* [STATED GOAL]:
Pick out each line with the word "right" from the material that follows.

* [INFORMATION SUPPLIED]:
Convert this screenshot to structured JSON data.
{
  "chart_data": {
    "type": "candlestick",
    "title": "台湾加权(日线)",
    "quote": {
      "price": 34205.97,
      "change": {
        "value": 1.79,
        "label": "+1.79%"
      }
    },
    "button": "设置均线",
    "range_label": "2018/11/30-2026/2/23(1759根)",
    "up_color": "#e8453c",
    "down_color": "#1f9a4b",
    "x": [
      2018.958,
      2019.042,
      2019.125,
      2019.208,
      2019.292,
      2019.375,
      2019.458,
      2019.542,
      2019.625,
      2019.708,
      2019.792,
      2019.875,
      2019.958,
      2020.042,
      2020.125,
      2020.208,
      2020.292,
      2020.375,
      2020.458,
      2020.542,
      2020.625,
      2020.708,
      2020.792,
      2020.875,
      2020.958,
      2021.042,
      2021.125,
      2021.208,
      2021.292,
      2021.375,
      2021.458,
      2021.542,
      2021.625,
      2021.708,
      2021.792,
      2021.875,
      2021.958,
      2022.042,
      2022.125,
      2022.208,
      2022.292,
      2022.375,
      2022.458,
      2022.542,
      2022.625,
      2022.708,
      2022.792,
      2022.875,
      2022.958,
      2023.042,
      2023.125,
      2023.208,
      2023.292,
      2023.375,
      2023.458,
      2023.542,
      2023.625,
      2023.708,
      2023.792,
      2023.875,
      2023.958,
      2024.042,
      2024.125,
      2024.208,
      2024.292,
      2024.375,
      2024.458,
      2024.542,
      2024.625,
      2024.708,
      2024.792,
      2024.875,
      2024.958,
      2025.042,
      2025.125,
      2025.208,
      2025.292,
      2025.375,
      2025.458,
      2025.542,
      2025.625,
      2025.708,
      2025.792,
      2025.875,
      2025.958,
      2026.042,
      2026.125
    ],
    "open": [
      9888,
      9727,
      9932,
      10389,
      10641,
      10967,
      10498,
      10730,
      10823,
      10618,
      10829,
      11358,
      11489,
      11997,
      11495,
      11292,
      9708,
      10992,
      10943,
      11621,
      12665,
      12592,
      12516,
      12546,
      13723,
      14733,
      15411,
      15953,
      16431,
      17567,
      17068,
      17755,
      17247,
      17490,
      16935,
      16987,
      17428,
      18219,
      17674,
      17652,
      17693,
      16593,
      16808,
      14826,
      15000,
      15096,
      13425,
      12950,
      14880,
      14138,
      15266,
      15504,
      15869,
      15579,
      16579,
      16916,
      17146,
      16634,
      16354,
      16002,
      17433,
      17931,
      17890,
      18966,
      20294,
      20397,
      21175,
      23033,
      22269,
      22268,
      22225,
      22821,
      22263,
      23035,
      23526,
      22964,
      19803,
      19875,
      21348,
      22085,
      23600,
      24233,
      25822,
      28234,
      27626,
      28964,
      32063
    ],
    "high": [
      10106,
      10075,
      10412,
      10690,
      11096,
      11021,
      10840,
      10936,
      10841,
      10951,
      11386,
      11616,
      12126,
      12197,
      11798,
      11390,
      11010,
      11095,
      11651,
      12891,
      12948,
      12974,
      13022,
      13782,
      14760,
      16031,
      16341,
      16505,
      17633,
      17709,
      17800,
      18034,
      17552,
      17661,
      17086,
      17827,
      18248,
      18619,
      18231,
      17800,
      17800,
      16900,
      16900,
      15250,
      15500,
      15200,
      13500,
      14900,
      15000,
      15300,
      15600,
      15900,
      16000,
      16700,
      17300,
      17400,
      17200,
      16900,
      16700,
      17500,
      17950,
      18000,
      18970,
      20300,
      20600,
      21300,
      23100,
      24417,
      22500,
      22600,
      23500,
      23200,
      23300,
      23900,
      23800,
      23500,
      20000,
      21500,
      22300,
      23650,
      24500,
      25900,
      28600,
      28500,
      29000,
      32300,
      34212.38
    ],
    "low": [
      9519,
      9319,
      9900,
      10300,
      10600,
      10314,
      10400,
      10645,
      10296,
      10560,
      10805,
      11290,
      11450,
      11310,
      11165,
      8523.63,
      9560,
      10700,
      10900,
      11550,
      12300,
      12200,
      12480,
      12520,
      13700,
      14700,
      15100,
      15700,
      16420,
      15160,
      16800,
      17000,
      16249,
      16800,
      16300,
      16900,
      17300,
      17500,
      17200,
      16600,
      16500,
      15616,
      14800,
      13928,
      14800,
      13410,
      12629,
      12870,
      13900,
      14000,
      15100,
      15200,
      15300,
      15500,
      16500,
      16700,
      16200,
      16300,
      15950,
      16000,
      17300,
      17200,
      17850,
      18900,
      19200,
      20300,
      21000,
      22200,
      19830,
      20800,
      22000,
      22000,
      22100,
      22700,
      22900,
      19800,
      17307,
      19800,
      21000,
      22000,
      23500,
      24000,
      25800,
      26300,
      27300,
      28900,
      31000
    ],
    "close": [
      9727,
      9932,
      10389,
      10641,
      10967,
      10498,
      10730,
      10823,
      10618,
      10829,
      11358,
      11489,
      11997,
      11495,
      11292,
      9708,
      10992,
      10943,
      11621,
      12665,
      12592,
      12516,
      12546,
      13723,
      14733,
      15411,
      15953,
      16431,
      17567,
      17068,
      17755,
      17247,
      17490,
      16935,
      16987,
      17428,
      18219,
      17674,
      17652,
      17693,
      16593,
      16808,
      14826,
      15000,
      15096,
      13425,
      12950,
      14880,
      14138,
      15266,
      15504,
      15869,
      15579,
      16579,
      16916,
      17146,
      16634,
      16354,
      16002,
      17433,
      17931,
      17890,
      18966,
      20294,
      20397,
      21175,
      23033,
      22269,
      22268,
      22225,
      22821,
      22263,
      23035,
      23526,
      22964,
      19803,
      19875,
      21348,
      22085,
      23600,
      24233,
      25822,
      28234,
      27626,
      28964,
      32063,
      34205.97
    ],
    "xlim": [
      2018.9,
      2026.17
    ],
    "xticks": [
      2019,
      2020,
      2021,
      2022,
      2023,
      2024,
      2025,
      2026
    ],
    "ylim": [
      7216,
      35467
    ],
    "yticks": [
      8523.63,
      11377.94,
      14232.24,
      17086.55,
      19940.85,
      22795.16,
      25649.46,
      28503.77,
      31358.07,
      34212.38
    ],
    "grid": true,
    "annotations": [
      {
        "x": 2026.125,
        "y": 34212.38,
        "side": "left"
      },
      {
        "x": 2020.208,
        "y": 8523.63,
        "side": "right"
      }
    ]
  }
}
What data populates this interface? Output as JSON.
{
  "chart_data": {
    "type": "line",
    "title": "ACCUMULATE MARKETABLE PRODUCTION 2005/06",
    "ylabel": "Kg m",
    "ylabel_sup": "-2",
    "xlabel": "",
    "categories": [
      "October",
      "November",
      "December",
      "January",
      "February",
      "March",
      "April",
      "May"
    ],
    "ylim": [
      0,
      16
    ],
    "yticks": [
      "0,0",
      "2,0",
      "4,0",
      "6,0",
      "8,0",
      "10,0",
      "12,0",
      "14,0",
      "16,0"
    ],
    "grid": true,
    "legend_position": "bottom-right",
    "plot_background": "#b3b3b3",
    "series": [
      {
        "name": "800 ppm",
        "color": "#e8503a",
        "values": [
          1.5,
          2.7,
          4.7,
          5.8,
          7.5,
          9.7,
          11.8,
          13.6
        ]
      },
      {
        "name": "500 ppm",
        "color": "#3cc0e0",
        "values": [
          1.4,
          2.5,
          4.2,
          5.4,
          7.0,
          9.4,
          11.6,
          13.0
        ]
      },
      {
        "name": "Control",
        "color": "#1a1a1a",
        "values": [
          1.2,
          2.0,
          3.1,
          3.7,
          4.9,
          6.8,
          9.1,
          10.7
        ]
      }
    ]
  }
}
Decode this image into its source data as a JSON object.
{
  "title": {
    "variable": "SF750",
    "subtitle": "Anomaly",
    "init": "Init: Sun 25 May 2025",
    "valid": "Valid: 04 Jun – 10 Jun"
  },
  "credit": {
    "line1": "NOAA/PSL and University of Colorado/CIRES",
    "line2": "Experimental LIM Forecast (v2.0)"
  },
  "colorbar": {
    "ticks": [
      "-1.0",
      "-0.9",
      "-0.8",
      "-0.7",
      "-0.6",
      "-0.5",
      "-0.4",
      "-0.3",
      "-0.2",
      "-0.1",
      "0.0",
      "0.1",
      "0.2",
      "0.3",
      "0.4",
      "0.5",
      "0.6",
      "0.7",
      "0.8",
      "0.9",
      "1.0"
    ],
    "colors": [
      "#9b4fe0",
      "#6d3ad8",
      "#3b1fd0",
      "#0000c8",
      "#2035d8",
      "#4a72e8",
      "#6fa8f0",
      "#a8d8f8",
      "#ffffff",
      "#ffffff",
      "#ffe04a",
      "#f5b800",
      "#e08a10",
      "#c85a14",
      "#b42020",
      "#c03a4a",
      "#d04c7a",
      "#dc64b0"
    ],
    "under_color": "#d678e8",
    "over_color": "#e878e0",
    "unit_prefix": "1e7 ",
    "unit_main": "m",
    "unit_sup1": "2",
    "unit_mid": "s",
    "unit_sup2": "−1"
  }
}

* [WRITTEN REPLY]:
        "side": "right"
    "legend_position": "bottom-right",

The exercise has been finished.